• Goal:
Identify all lines in the listing that include the word "amplia", and copy them out.

Stored records:
■ ■ ■ ■

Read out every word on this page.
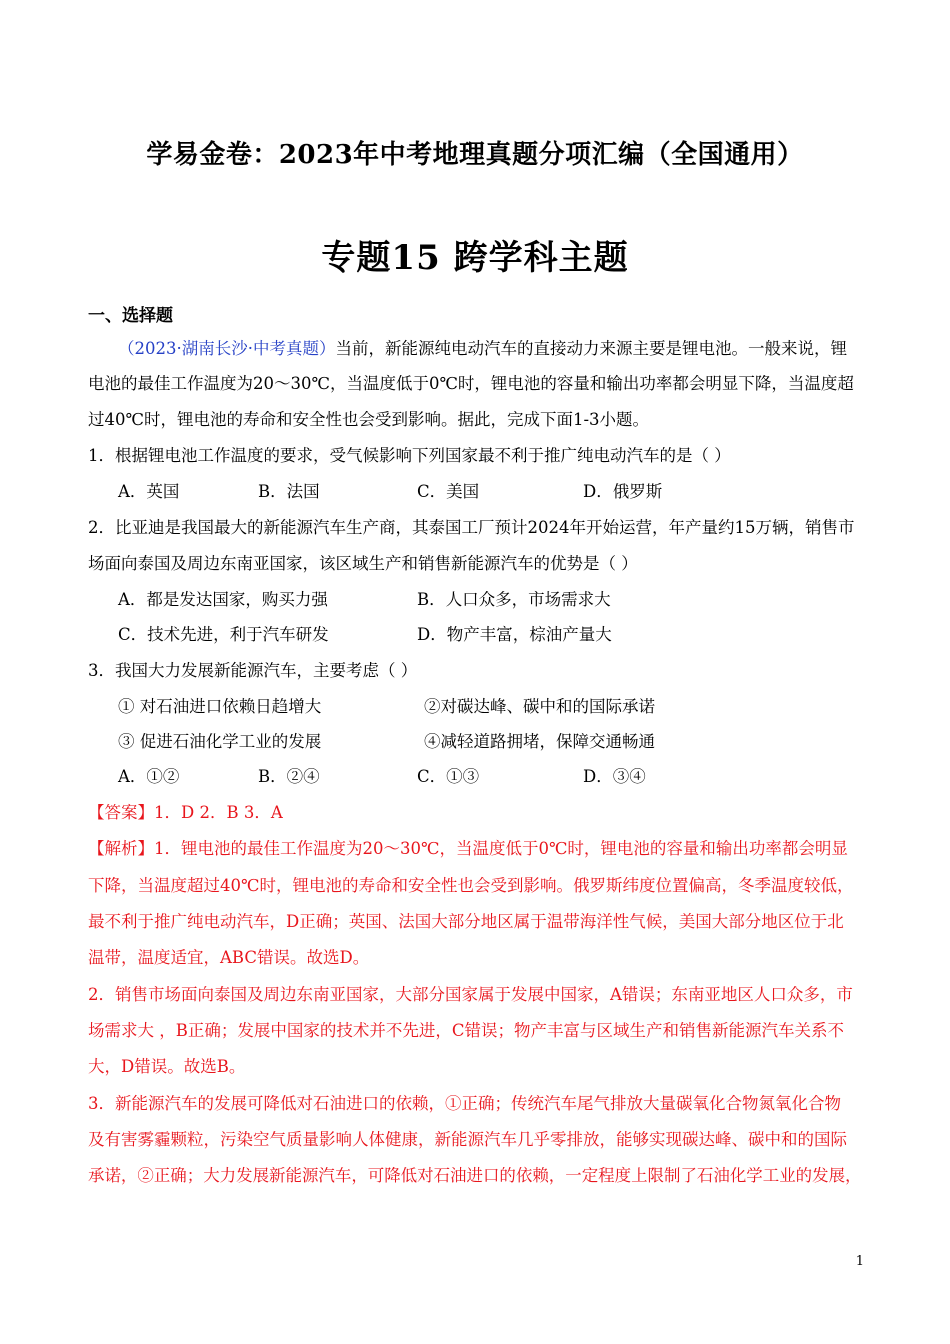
学易金卷：2023年中考地理真题分项汇编（全国通用）
专题15 跨学科主题
一、选择题
（2023·湖南长沙·中考真题）当前，新能源纯电动汽车的直接动力来源主要是锂电池。一般来说，锂
电池的最佳工作温度为20～30℃，当温度低于0℃时，锂电池的容量和输出功率都会明显下降，当温度超
过40℃时，锂电池的寿命和安全性也会受到影响。据此，完成下面1-3小题。
1．根据锂电池工作温度的要求，受气候影响下列国家最不利于推广纯电动汽车的是（ ）
A．英国	B．法国	C．美国	D．俄罗斯
2．比亚迪是我国最大的新能源汽车生产商，其泰国工厂预计2024年开始运营，年产量约15万辆，销售市
场面向泰国及周边东南亚国家，该区域生产和销售新能源汽车的优势是（ ）
A．都是发达国家，购买力强	B．人口众多，市场需求大
C．技术先进，利于汽车研发	D．物产丰富，棕油产量大
3．我国大力发展新能源汽车，主要考虑（ ）
① 对石油进口依赖日趋增大	②对碳达峰、碳中和的国际承诺
③ 促进石油化学工业的发展	④减轻道路拥堵，保障交通畅通
A．①②	B．②④	C．①③	D．③④
【答案】1．D 2．B 3．A
【解析】1．锂电池的最佳工作温度为20～30℃，当温度低于0℃时，锂电池的容量和输出功率都会明显
下降，当温度超过40℃时，锂电池的寿命和安全性也会受到影响。俄罗斯纬度位置偏高，冬季温度较低，
最不利于推广纯电动汽车，D正确；英国、法国大部分地区属于温带海洋性气候，美国大部分地区位于北
温带，温度适宜，ABC错误。故选D。
2．销售市场面向泰国及周边东南亚国家，大部分国家属于发展中国家，A错误；东南亚地区人口众多，市
场需求大 ，B正确；发展中国家的技术并不先进，C错误；物产丰富与区域生产和销售新能源汽车关系不
大，D错误。故选B。
3．新能源汽车的发展可降低对石油进口的依赖，①正确；传统汽车尾气排放大量碳氧化合物氮氧化合物
及有害雾霾颗粒，污染空气质量影响人体健康，新能源汽车几乎零排放，能够实现碳达峰、碳中和的国际
承诺，②正确；大力发展新能源汽车，可降低对石油进口的依赖，一定程度上限制了石油化学工业的发展，
1
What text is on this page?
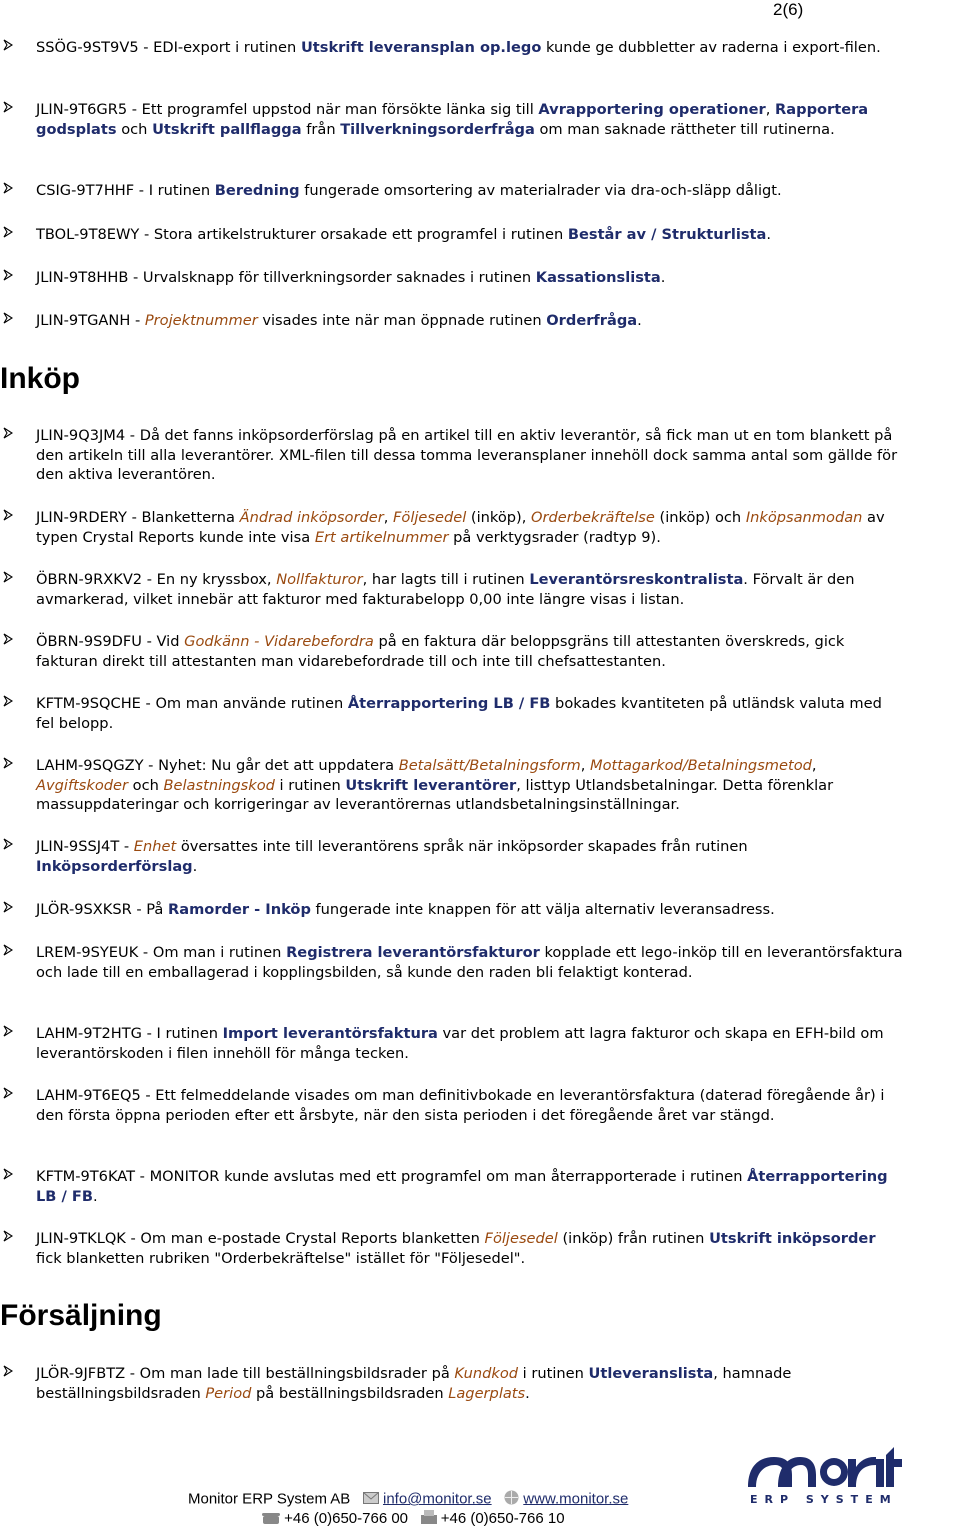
2(6)
SSÖG-9ST9V5 - EDI-export i rutinen Utskrift leveransplan op.lego kunde ge dubbletter av raderna i export-filen.
JLIN-9T6GR5 - Ett programfel uppstod när man försökte länka sig till Avrapportering operationer, Rapportera godsplats och Utskrift pallflagga från Tillverkningsorderfråga om man saknade rättheter till rutinerna.
CSIG-9T7HHF - I rutinen Beredning fungerade omsortering av materialrader via dra-och-släpp dåligt.
TBOL-9T8EWY - Stora artikelstrukturer orsakade ett programfel i rutinen Består av / Strukturlista.
JLIN-9T8HHB - Urvalsknapp för tillverkningsorder saknades i rutinen Kassationslista.
JLIN-9TGANH - Projektnummer visades inte när man öppnade rutinen Orderfråga.
Inköp
JLIN-9Q3JM4 - Då det fanns inköpsorderförslag på en artikel till en aktiv leverantör, så fick man ut en tom blankett på den artikeln till alla leverantörer. XML-filen till dessa tomma leveransplaner innehöll dock samma antal som gällde för den aktiva leverantören.
JLIN-9RDERY - Blanketterna Ändrad inköpsorder, Följesedel (inköp), Orderbekräftelse (inköp) och Inköpsanmodan av typen Crystal Reports kunde inte visa Ert artikelnummer på verktygsrader (radtyp 9).
ÖBRN-9RXKV2 - En ny kryssbox, Nollfakturor, har lagts till i rutinen Leverantörsreskontralista. Förvalt är den avmarkerad, vilket innebär att fakturor med fakturabelopp 0,00 inte längre visas i listan.
ÖBRN-9S9DFU - Vid Godkänn - Vidarebefordra på en faktura där beloppsgräns till attestanten överskreds, gick fakturan direkt till attestanten man vidarebefordrade till och inte till chefsattestanten.
KFTM-9SQCHE - Om man använde rutinen Återrapportering LB / FB bokades kvantiteten på utländsk valuta med fel belopp.
LAHM-9SQGZY - Nyhet: Nu går det att uppdatera Betalsätt/Betalningsform, Mottagarkod/Betalningsmetod, Avgiftskoder och Belastningskod i rutinen Utskrift leverantörer, listtyp Utlandsbetalningar. Detta förenklar massuppdateringar och korrigeringar av leverantörernas utlandsbetalningsinställningar.
JLIN-9SSJ4T - Enhet översattes inte till leverantörens språk när inköpsorder skapades från rutinen Inköpsorderförslag.
JLÖR-9SXKSR - På Ramorder - Inköp fungerade inte knappen för att välja alternativ leveransadress.
LREM-9SYEUK - Om man i rutinen Registrera leverantörsfakturor kopplade ett lego-inköp till en leverantörsfaktura och lade till en emballagerad i kopplingsbilden, så kunde den raden bli felaktigt konterad.
LAHM-9T2HTG - I rutinen Import leverantörsfaktura var det problem att lagra fakturor och skapa en EFH-bild om leverantörskoden i filen innehöll för många tecken.
LAHM-9T6EQ5 - Ett felmeddelande visades om man definitivbokade en leverantörsfaktura (daterad föregående år) i den första öppna perioden efter ett årsbyte, när den sista perioden i det föregående året var stängd.
KFTM-9T6KAT - MONITOR kunde avslutas med ett programfel om man återrapporterade i rutinen Återrapportering LB / FB.
JLIN-9TKLQK - Om man e-postade Crystal Reports blanketten Följesedel (inköp) från rutinen Utskrift inköpsorder fick blanketten rubriken "Orderbekräftelse" istället för "Följesedel".
Försäljning
JLÖR-9JFBTZ - Om man lade till beställningsbildsrader på Kundkod i rutinen Utleveranslista, hamnade beställningsbildsraden Period på beställningsbildsraden Lagerplats.
Monitor ERP System AB info@monitor.se www.monitor.se
+46 (0)650-766 00 +46 (0)650-766 10
ERP SYSTEM
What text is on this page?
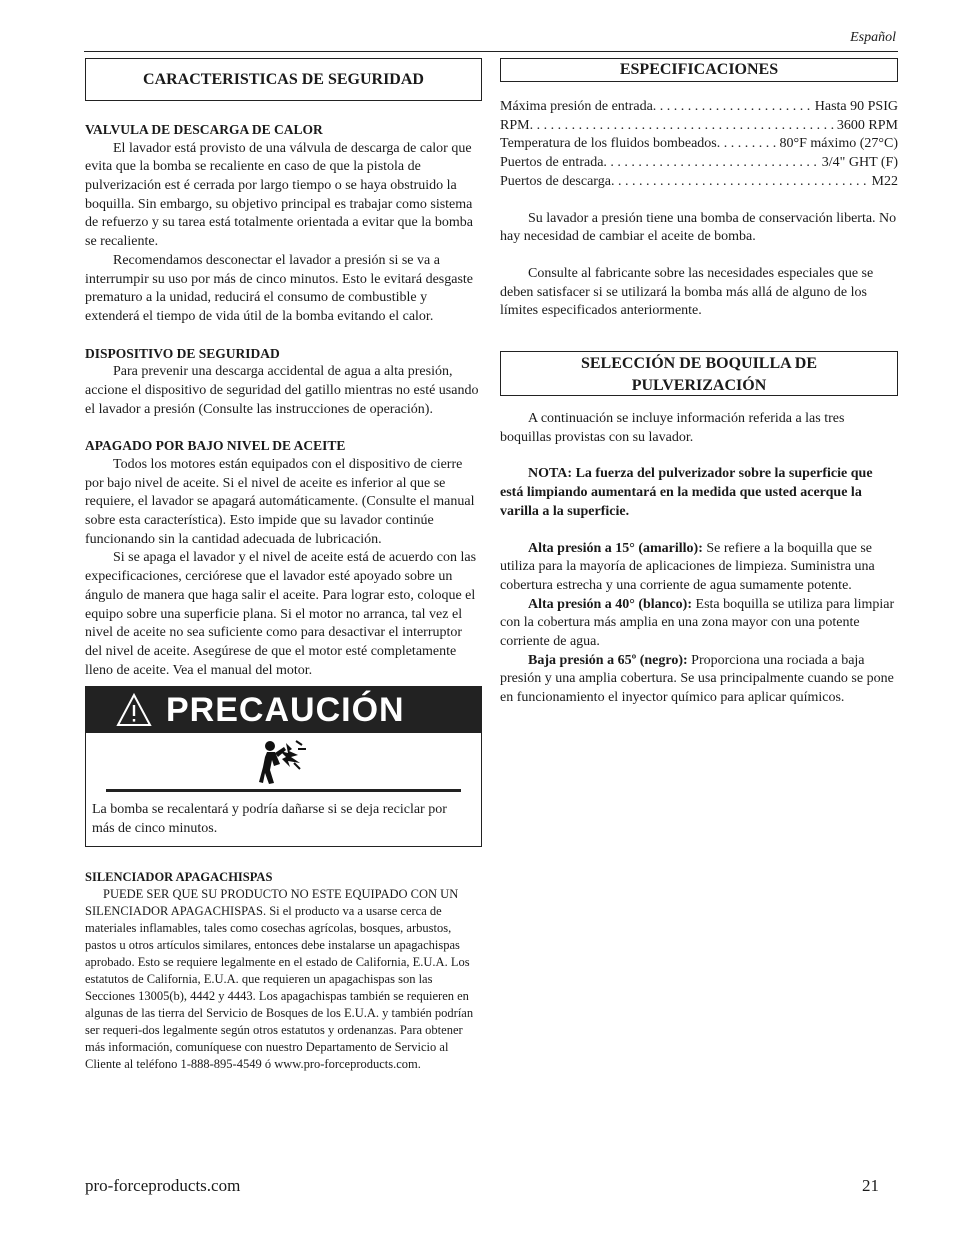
Español
CARACTERISTICAS DE SEGURIDAD
VALVULA DE DESCARGA DE CALOR

El lavador está provisto de una válvula de descarga de calor que evita que la bomba se recaliente en caso de que la pistola de pulverización est é cerrada por largo tiempo o se haya obstruido la boquilla. Sin embargo, su objetivo principal es trabajar como sistema de refuerzo y su tarea está totalmente orientada a evitar que la bomba se recaliente.

Recomendamos desconectar el lavador a presión si se va a interrumpir su uso por más de cinco minutos. Esto le evitará desgaste prematuro a la unidad, reducirá el consumo de combustible y extenderá el tiempo de vida útil de la bomba evitando el calor.

DISPOSITIVO DE SEGURIDAD

Para prevenir una descarga accidental de agua a alta presión, accione el dispositivo de seguridad del gatillo mientras no esté usando el lavador a presión (Consulte las instrucciones de operación).

APAGADO POR BAJO NIVEL DE ACEITE

Todos los motores están equipados con el dispositivo de cierre por bajo nivel de aceite. Si el nivel de aceite es inferior al que se requiere, el lavador se apagará automáticamente. (Consulte el manual sobre esta característica). Esto impide que su lavador continúe funcionando sin la cantidad adecuada de lubricación.

Si se apaga el lavador y el nivel de aceite está de acuerdo con las expecificaciones, cerciórese que el lavador esté apoyado sobre un ángulo de manera que haga salir el aceite. Para lograr esto, coloque el equipo sobre una superficie plana. Si el motor no arranca, tal vez el nivel de aceite no sea suficiente como para desactivar el interruptor del nivel de aceite. Asegúrese de que el motor esté completamente lleno de aceite. Vea el manual del motor.

PRECAUCIÓN
La bomba se recalentará y podría dañarse si se deja reciclar por más de cinco minutos.
SILENCIADOR APAGACHISPAS

PUEDE SER QUE SU PRODUCTO NO ESTE EQUIPADO CON UN SILENCIADOR APAGACHISPAS. Si el producto va a usarse cerca de materiales inflamables, tales como cosechas agrícolas, bosques, arbustos, pastos u otros artículos similares, entonces debe instalarse un apagachispas aprobado. Esto se requiere legalmente en el estado de California, E.U.A. Los estatutos de California, E.U.A. que requieren un apagachispas son las Secciones 13005(b), 4442 y 4443. Los apagachispas también se requieren en algunas de las tierra del Servicio de Bosques de los E.U.A. y también podrían ser requeri-dos legalmente según otros estatutos y ordenanzas. Para obtener más información, comuníquese con nuestro Departamento de Servicio al Cliente al teléfono 1-888-895-4549 ó www.pro-forceproducts.com.

ESPECIFICACIONES
Máxima presión de entrada . . .	Hasta 90 PSIG
RPM . . .	3600 RPM
Temperatura de los fluidos bombeados . . .	80°F máximo (27°C)
Puertos de entrada . . .	3/4" GHT (F)
Puertos de descarga . . .	M22

Su lavador a presión tiene una bomba de conservación liberta. No hay necesidad de cambiar el aceite de bomba.

Consulte al fabricante sobre las necesidades especiales que se deben satisfacer si se utilizará la bomba más allá de alguno de los límites especificados anteriormente.

SELECCIÓN DE BOQUILLA DE
PULVERIZACIÓN

A continuación se incluye información referida a las tres boquillas provistas con su lavador.

NOTA: La fuerza del pulverizador sobre la superficie que está limpiando aumentará en la medida que usted acerque la varilla a la superficie.

Alta presión a 15° (amarillo): Se refiere a la boquilla que se utiliza para la mayoría de aplicaciones de limpieza. Suministra una cobertura estrecha y una corriente de agua sumamente potente.

Alta presión a 40° (blanco): Esta boquilla se utiliza para limpiar con la cobertura más amplia en una zona mayor con una potente corriente de agua.

Baja presión a 65º (negro): Proporciona una rociada a baja presión y una amplia cobertura. Se usa principalmente cuando se pone en funcionamiento el inyector químico para aplicar químicos.

pro-forceproducts.com	21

■ ■ ■ ■

• Correct output:
Alta presión a 40° (blanco): Esta boquilla se utiliza para limpiar con la cobertura más amplia en una zona mayor con una potente corriente de agua.
Baja presión a 65º (negro): Proporciona una rociada a baja presión y una amplia cobertura. Se usa principalmente cuando se pone en funcionamiento el inyector químico para aplicar químicos.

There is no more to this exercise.